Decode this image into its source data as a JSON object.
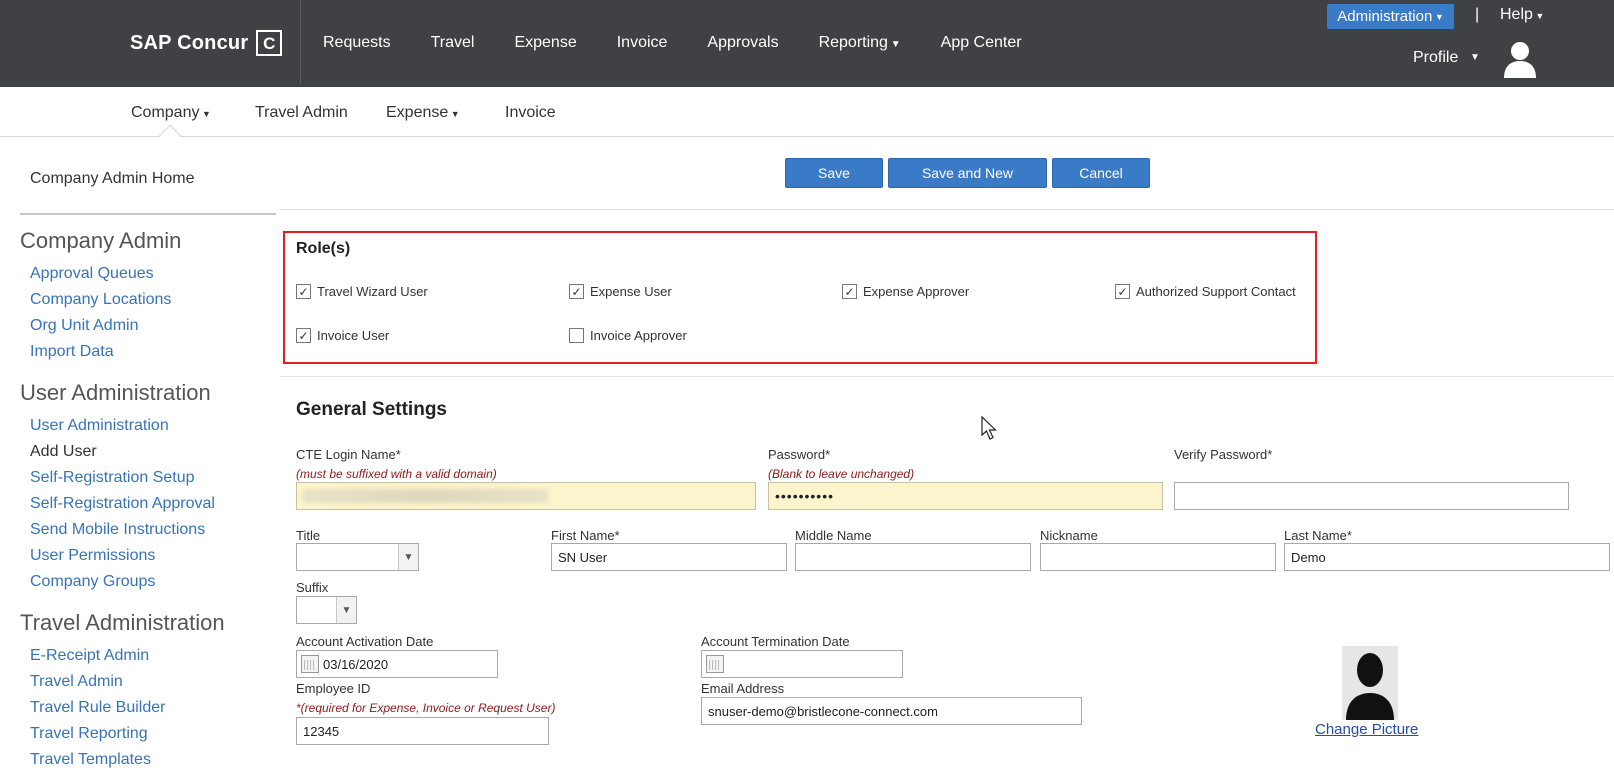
{
  "brand": {
    "name": "SAP Concur",
    "mark": "C"
  },
  "topnav": [
    "Requests",
    "Travel",
    "Expense",
    "Invoice",
    "Approvals",
    "Reporting",
    "App Center"
  ],
  "header": {
    "admin": "Administration",
    "pipe": "|",
    "help": "Help",
    "profile": "Profile"
  },
  "subnav": [
    "Company",
    "Travel Admin",
    "Expense",
    "Invoice"
  ],
  "sidebar": {
    "home": "Company Admin Home",
    "sections": [
      {
        "title": "Company Admin",
        "links": [
          "Approval Queues",
          "Company Locations",
          "Org Unit Admin",
          "Import Data"
        ]
      },
      {
        "title": "User Administration",
        "links": [
          "User Administration",
          "Add User",
          "Self-Registration Setup",
          "Self-Registration Approval",
          "Send Mobile Instructions",
          "User Permissions",
          "Company Groups"
        ]
      },
      {
        "title": "Travel Administration",
        "links": [
          "E-Receipt Admin",
          "Travel Admin",
          "Travel Rule Builder",
          "Travel Reporting",
          "Travel Templates"
        ]
      }
    ]
  },
  "actions": {
    "save": "Save",
    "save_new": "Save and New",
    "cancel": "Cancel"
  },
  "roles": {
    "title": "Role(s)",
    "items": [
      {
        "label": "Travel Wizard User",
        "checked": true
      },
      {
        "label": "Expense User",
        "checked": true
      },
      {
        "label": "Expense Approver",
        "checked": true
      },
      {
        "label": "Authorized Support Contact",
        "checked": true
      },
      {
        "label": "Invoice User",
        "checked": true
      },
      {
        "label": "Invoice Approver",
        "checked": false
      }
    ]
  },
  "general": {
    "title": "General Settings",
    "login_label": "CTE Login Name*",
    "login_note": "(must be suffixed with a valid domain)",
    "password_label": "Password*",
    "password_note": "(Blank to leave unchanged)",
    "password_value": "••••••••••",
    "verify_label": "Verify Password*",
    "title_label": "Title",
    "first_label": "First Name*",
    "first_value": "SN User",
    "middle_label": "Middle Name",
    "nickname_label": "Nickname",
    "last_label": "Last Name*",
    "last_value": "Demo",
    "suffix_label": "Suffix",
    "activation_label": "Account Activation Date",
    "activation_value": "03/16/2020",
    "termination_label": "Account Termination Date",
    "empid_label": "Employee ID",
    "empid_note_star": "*",
    "empid_note": "(required for Expense, Invoice or Request User)",
    "empid_value": "12345",
    "email_label": "Email Address",
    "email_value": "snuser-demo@bristlecone-connect.com",
    "change_picture": "Change Picture"
  }
}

****************************************

What the exercise asks: Exactly reproduce each record, leaving out any pictures.

The result:
Decode this image into its source data as a JSON object.
{
  "brand": {
    "name": "SAP Concur",
    "mark": "C"
  },
  "topnav": [
    "Requests",
    "Travel",
    "Expense",
    "Invoice",
    "Approvals",
    "Reporting",
    "App Center"
  ],
  "header": {
    "admin": "Administration",
    "pipe": "|",
    "help": "Help",
    "profile": "Profile"
  },
  "subnav": [
    "Company",
    "Travel Admin",
    "Expense",
    "Invoice"
  ],
  "sidebar": {
    "home": "Company Admin Home",
    "sections": [
      {
        "title": "Company Admin",
        "links": [
          "Approval Queues",
          "Company Locations",
          "Org Unit Admin",
          "Import Data"
        ]
      },
      {
        "title": "User Administration",
        "links": [
          "User Administration",
          "Add User",
          "Self-Registration Setup",
          "Self-Registration Approval",
          "Send Mobile Instructions",
          "User Permissions",
          "Company Groups"
        ]
      },
      {
        "title": "Travel Administration",
        "links": [
          "E-Receipt Admin",
          "Travel Admin",
          "Travel Rule Builder",
          "Travel Reporting",
          "Travel Templates"
        ]
      }
    ]
  },
  "actions": {
    "save": "Save",
    "save_new": "Save and New",
    "cancel": "Cancel"
  },
  "roles": {
    "title": "Role(s)",
    "items": [
      {
        "label": "Travel Wizard User",
        "checked": true
      },
      {
        "label": "Expense User",
        "checked": true
      },
      {
        "label": "Expense Approver",
        "checked": true
      },
      {
        "label": "Authorized Support Contact",
        "checked": true
      },
      {
        "label": "Invoice User",
        "checked": true
      },
      {
        "label": "Invoice Approver",
        "checked": false
      }
    ]
  },
  "general": {
    "title": "General Settings",
    "login_label": "CTE Login Name*",
    "login_note": "(must be suffixed with a valid domain)",
    "password_label": "Password*",
    "password_note": "(Blank to leave unchanged)",
    "password_value": "••••••••••",
    "verify_label": "Verify Password*",
    "title_label": "Title",
    "first_label": "First Name*",
    "first_value": "SN User",
    "middle_label": "Middle Name",
    "nickname_label": "Nickname",
    "last_label": "Last Name*",
    "last_value": "Demo",
    "suffix_label": "Suffix",
    "activation_label": "Account Activation Date",
    "activation_value": "03/16/2020",
    "termination_label": "Account Termination Date",
    "empid_label": "Employee ID",
    "empid_note_star": "*",
    "empid_note": "(required for Expense, Invoice or Request User)",
    "empid_value": "12345",
    "email_label": "Email Address",
    "email_value": "snuser-demo@bristlecone-connect.com",
    "change_picture": "Change Picture"
  }
}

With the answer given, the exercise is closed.